Collected data entries:
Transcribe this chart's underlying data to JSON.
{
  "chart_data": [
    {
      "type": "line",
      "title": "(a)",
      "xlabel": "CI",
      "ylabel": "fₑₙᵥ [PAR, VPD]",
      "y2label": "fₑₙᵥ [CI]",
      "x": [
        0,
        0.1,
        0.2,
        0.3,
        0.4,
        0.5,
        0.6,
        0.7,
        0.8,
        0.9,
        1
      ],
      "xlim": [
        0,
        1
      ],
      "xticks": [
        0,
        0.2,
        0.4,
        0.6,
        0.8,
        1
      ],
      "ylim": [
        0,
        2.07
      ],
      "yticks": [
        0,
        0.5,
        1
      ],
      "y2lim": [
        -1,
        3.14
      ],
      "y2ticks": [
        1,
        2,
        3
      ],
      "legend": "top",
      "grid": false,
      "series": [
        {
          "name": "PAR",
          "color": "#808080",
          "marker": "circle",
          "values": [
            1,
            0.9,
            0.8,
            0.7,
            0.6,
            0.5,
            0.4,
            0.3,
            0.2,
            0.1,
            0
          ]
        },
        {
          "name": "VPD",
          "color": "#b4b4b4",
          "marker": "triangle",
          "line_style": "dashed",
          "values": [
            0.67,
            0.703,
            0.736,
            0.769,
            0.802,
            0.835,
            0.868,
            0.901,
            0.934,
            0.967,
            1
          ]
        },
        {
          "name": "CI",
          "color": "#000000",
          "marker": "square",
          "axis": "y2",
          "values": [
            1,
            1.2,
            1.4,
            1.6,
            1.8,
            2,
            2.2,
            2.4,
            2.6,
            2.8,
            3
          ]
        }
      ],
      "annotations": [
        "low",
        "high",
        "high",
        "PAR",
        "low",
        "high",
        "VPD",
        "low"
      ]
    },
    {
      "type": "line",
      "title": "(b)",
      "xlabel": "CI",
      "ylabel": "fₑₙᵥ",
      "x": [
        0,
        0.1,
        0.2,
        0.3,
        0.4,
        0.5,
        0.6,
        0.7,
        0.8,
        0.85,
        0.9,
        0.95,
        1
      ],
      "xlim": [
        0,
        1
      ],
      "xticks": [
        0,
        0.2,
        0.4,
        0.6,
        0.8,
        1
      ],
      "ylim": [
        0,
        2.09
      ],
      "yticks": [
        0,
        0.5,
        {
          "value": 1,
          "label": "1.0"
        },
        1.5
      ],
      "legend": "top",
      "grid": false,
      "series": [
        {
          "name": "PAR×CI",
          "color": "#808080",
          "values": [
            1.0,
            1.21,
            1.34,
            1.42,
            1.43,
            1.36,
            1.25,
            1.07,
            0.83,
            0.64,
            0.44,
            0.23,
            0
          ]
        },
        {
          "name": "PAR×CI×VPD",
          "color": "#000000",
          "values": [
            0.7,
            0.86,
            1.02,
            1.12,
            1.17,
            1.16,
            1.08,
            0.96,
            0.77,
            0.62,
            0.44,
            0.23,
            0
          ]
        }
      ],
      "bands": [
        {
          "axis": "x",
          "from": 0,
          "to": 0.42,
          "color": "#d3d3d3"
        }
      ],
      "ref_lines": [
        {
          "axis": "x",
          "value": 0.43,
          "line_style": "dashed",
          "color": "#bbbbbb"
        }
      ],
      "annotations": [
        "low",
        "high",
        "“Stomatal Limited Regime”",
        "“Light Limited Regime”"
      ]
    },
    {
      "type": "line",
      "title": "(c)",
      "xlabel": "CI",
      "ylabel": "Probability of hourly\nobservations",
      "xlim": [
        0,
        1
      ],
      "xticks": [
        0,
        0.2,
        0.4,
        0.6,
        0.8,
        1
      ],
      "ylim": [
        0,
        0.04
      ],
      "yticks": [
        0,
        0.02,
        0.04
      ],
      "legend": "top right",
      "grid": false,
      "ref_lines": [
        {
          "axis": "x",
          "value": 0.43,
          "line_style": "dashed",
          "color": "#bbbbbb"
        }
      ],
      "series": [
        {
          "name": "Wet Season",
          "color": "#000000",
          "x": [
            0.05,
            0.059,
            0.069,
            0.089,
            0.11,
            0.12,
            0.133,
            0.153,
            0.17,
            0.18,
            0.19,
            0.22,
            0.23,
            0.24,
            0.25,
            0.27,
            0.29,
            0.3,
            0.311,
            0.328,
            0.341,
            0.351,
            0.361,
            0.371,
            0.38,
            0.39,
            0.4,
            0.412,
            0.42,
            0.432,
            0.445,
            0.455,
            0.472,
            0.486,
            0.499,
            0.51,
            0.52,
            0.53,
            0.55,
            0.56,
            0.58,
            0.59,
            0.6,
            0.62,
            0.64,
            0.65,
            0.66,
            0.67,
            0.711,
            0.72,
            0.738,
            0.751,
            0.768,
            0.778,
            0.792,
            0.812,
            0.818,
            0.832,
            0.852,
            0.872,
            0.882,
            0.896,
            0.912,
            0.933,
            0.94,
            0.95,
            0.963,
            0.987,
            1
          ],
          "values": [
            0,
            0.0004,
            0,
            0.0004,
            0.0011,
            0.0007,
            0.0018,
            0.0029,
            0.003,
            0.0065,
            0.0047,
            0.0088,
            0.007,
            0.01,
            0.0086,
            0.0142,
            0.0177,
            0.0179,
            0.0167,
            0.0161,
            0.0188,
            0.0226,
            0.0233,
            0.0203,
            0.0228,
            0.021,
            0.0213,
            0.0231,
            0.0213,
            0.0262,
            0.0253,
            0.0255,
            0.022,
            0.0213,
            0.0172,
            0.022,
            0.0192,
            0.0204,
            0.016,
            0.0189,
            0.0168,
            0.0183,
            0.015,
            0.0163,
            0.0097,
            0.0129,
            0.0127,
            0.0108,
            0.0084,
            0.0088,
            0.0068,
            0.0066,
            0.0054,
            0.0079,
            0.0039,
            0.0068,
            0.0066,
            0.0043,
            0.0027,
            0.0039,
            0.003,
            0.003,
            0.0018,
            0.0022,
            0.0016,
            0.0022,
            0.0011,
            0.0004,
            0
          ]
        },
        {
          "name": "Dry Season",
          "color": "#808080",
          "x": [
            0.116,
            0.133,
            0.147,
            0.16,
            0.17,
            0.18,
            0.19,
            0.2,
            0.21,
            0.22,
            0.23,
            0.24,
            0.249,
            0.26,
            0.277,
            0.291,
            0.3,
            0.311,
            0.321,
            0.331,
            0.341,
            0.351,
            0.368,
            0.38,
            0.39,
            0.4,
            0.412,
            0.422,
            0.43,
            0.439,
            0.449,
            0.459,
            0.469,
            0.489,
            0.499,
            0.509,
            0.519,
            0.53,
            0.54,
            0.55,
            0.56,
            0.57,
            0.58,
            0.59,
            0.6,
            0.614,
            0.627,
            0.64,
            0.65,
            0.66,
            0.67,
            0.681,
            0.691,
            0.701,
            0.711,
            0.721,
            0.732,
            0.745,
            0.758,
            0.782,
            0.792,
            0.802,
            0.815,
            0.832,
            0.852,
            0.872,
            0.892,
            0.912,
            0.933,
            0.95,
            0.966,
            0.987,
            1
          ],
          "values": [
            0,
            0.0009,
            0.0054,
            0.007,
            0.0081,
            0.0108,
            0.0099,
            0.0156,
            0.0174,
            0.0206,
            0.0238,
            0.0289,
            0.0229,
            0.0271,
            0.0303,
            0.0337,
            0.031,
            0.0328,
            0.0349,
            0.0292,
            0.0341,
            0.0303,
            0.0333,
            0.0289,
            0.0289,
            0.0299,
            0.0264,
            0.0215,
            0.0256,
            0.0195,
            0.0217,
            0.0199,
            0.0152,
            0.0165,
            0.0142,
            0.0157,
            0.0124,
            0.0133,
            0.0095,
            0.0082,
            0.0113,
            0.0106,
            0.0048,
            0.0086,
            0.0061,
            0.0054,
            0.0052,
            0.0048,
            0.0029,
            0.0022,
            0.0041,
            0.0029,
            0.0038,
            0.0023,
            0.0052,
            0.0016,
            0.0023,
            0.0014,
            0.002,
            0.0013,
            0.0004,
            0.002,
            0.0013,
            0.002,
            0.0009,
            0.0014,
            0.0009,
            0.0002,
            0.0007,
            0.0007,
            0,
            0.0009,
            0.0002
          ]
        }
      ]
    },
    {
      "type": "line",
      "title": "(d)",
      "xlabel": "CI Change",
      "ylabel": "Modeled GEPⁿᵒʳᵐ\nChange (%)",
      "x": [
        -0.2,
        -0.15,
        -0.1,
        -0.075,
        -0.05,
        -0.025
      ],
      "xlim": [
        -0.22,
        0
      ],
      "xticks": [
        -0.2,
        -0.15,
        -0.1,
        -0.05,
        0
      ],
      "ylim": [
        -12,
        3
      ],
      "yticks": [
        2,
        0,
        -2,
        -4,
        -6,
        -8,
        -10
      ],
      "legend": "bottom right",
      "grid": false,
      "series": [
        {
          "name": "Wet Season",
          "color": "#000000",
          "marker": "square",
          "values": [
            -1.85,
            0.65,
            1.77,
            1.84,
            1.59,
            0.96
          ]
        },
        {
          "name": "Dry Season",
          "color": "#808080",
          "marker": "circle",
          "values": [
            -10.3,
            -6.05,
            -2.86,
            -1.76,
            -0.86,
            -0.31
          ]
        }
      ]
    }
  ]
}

_Objective_:
Search the data for "legend". Copy every line that has it.

_Exercise result_:
      "legend": "top",
      "legend": "top",
      "legend": "top right",
      "legend": "bottom right",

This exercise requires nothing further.